▶ Short problem
Select from the data all lines with the word "Cenário".

+++

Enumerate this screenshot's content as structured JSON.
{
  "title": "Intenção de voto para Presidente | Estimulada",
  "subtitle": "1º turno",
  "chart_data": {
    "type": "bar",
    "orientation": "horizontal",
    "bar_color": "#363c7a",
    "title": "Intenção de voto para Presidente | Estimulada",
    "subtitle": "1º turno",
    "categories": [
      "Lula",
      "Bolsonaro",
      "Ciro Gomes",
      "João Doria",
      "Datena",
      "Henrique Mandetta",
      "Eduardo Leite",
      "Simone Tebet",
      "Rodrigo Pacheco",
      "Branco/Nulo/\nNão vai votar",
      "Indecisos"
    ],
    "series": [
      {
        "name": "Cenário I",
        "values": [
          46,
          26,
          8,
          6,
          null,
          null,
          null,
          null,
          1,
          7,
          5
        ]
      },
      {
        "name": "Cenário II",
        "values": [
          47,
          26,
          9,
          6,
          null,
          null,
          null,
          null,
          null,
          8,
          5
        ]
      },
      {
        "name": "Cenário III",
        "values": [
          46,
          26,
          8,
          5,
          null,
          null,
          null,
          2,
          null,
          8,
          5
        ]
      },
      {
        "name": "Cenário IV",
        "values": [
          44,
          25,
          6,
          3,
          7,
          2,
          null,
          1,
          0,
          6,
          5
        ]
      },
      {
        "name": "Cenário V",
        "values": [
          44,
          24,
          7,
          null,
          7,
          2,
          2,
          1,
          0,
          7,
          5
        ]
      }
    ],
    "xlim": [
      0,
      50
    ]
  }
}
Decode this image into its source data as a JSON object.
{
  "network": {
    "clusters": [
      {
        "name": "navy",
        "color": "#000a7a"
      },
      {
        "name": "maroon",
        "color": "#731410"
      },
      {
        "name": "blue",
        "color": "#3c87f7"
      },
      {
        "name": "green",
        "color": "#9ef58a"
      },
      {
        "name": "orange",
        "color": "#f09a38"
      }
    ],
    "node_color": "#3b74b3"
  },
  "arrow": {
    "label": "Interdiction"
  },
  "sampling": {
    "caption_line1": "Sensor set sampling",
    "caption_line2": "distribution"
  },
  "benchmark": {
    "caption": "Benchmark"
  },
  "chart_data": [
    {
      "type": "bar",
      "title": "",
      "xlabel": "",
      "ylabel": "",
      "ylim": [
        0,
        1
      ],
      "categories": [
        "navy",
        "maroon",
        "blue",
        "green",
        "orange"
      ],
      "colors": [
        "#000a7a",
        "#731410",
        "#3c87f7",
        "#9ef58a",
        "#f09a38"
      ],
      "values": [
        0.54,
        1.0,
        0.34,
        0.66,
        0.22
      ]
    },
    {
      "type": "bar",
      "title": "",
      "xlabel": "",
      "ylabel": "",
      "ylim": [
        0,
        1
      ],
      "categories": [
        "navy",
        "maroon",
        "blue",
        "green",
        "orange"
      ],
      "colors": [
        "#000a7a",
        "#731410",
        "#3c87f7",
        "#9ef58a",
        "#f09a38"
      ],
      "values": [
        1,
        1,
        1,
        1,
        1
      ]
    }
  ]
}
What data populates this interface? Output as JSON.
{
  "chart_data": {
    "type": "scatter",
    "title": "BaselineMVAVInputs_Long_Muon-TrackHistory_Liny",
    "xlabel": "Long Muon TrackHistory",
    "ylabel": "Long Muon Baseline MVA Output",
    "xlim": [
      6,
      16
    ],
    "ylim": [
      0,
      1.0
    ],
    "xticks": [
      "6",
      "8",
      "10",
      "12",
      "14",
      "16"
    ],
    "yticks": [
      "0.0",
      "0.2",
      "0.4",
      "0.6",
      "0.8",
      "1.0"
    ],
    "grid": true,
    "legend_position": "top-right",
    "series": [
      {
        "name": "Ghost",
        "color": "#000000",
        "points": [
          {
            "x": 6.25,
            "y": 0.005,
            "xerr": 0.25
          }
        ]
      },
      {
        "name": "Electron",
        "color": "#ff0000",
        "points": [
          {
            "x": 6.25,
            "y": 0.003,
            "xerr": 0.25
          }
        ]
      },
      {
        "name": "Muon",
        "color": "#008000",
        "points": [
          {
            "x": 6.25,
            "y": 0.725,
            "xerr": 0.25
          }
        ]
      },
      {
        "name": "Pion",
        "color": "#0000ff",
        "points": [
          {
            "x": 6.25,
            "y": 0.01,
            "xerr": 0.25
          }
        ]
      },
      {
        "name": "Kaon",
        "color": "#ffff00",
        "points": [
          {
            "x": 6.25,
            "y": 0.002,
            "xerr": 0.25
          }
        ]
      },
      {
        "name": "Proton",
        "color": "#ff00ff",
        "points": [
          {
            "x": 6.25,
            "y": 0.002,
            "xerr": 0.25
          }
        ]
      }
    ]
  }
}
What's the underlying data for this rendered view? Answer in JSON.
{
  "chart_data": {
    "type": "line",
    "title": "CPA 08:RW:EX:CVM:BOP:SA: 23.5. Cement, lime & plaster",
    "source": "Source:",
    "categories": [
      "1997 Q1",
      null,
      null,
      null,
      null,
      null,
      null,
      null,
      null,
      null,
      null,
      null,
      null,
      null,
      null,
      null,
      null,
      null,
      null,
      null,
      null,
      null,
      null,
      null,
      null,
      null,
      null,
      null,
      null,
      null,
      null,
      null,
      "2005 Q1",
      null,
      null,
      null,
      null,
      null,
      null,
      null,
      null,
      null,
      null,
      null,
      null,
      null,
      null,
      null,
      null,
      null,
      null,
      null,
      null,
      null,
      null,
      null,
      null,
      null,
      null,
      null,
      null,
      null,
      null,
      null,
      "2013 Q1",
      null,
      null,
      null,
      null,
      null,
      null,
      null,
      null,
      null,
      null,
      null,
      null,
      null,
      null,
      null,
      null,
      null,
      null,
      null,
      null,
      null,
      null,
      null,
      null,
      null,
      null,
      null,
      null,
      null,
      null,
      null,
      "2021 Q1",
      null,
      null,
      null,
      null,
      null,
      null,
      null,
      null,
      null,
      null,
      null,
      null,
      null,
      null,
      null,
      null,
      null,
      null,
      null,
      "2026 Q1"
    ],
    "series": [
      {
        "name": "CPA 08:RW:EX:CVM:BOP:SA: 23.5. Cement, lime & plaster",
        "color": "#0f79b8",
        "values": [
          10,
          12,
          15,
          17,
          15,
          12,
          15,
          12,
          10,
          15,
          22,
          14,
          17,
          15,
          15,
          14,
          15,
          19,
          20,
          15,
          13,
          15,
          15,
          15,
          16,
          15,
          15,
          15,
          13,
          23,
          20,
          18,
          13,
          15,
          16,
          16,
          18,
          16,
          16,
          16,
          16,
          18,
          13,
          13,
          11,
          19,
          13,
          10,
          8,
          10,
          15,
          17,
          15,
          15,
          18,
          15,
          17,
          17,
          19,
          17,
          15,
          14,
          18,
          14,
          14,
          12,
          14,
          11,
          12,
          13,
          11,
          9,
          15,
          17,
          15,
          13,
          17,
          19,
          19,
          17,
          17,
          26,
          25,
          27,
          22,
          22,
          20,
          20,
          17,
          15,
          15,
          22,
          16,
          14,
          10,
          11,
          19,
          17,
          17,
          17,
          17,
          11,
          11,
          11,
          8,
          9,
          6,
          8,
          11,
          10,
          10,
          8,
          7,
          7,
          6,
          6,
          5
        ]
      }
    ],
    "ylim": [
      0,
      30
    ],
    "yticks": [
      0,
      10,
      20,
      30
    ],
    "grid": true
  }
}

+++

▶ Finished answer
        "name": "Cenário I",
        "name": "Cenário II",
        "name": "Cenário III",
        "name": "Cenário IV",
        "name": "Cenário V",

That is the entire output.